>> start

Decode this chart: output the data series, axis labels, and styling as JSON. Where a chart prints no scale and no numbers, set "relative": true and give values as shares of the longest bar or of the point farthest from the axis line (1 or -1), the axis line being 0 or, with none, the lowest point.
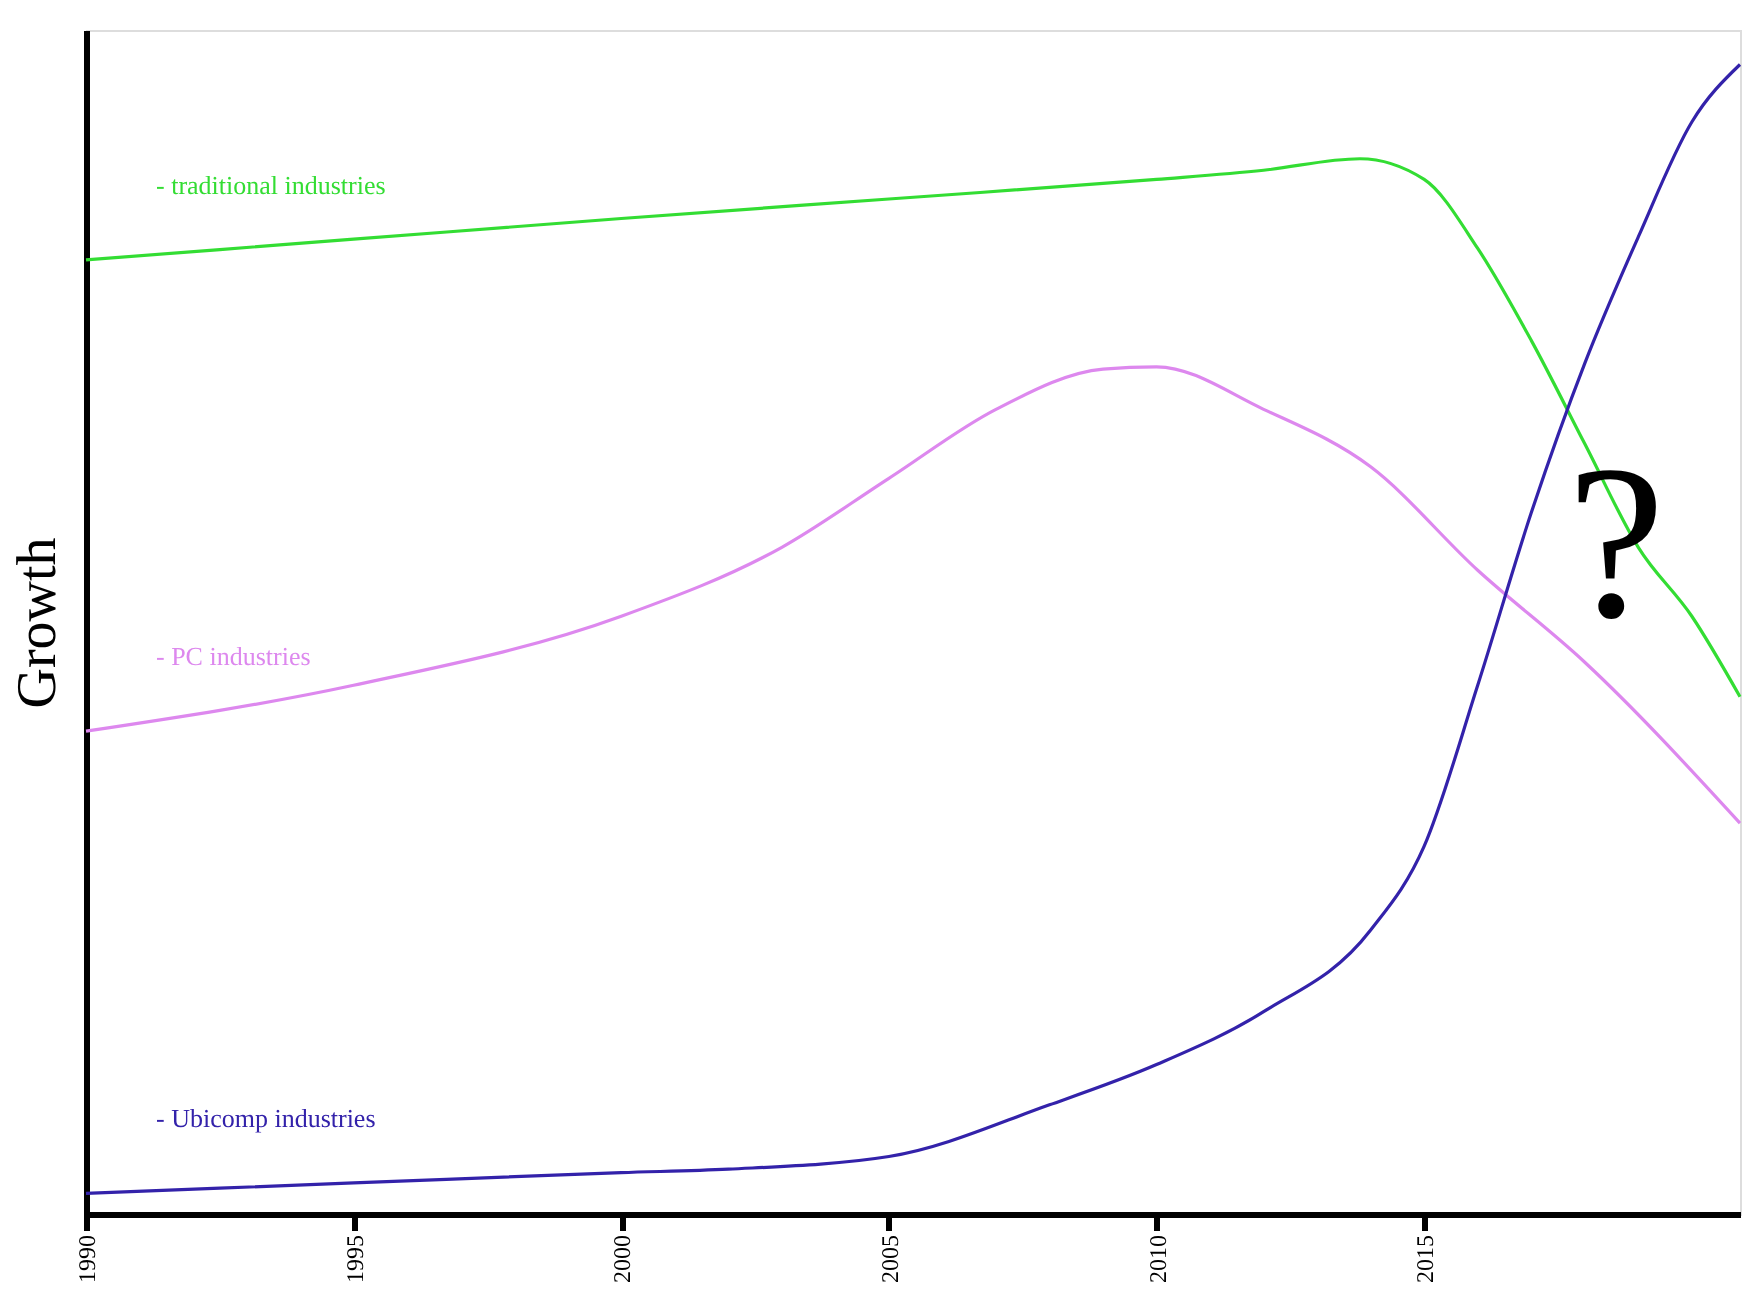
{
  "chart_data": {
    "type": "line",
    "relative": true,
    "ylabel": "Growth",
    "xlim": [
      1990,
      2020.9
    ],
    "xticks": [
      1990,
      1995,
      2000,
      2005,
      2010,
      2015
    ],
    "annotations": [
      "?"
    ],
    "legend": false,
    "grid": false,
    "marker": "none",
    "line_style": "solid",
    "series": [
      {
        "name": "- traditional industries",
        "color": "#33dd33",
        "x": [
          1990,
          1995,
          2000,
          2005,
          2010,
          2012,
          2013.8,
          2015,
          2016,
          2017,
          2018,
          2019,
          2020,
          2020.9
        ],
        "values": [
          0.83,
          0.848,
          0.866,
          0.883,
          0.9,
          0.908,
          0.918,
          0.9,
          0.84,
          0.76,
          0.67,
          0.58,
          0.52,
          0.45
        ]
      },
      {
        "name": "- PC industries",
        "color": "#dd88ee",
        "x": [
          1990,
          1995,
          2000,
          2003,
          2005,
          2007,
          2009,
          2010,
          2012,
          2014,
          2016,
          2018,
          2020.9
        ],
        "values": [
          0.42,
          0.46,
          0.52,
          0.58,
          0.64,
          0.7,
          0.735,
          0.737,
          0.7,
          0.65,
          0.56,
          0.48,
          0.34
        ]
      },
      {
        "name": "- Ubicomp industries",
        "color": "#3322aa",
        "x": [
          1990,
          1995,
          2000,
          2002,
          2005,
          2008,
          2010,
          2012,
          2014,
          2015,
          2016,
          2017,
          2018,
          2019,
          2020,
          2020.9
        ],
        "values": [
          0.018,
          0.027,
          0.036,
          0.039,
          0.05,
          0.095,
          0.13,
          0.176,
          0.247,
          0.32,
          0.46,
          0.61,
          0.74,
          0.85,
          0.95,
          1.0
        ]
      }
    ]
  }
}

>> end

◆ **What the exercise asks**:
Apart from the pictures, the entries above are to be repeated in full and exactly.

◆ **Response to the task**:
Decode this chart: output the data series, axis labels, and styling as JSON. Where a chart prints no scale and no numbers, set "relative": true and give values as shares of the longest bar or of the point farthest from the axis line (1 or -1), the axis line being 0 or, with none, the lowest point.
{
  "chart_data": {
    "type": "line",
    "relative": true,
    "ylabel": "Growth",
    "xlim": [
      1990,
      2020.9
    ],
    "xticks": [
      1990,
      1995,
      2000,
      2005,
      2010,
      2015
    ],
    "annotations": [
      "?"
    ],
    "legend": false,
    "grid": false,
    "marker": "none",
    "line_style": "solid",
    "series": [
      {
        "name": "- traditional industries",
        "color": "#33dd33",
        "x": [
          1990,
          1995,
          2000,
          2005,
          2010,
          2012,
          2013.8,
          2015,
          2016,
          2017,
          2018,
          2019,
          2020,
          2020.9
        ],
        "values": [
          0.83,
          0.848,
          0.866,
          0.883,
          0.9,
          0.908,
          0.918,
          0.9,
          0.84,
          0.76,
          0.67,
          0.58,
          0.52,
          0.45
        ]
      },
      {
        "name": "- PC industries",
        "color": "#dd88ee",
        "x": [
          1990,
          1995,
          2000,
          2003,
          2005,
          2007,
          2009,
          2010,
          2012,
          2014,
          2016,
          2018,
          2020.9
        ],
        "values": [
          0.42,
          0.46,
          0.52,
          0.58,
          0.64,
          0.7,
          0.735,
          0.737,
          0.7,
          0.65,
          0.56,
          0.48,
          0.34
        ]
      },
      {
        "name": "- Ubicomp industries",
        "color": "#3322aa",
        "x": [
          1990,
          1995,
          2000,
          2002,
          2005,
          2008,
          2010,
          2012,
          2014,
          2015,
          2016,
          2017,
          2018,
          2019,
          2020,
          2020.9
        ],
        "values": [
          0.018,
          0.027,
          0.036,
          0.039,
          0.05,
          0.095,
          0.13,
          0.176,
          0.247,
          0.32,
          0.46,
          0.61,
          0.74,
          0.85,
          0.95,
          1.0
        ]
      }
    ]
  }
}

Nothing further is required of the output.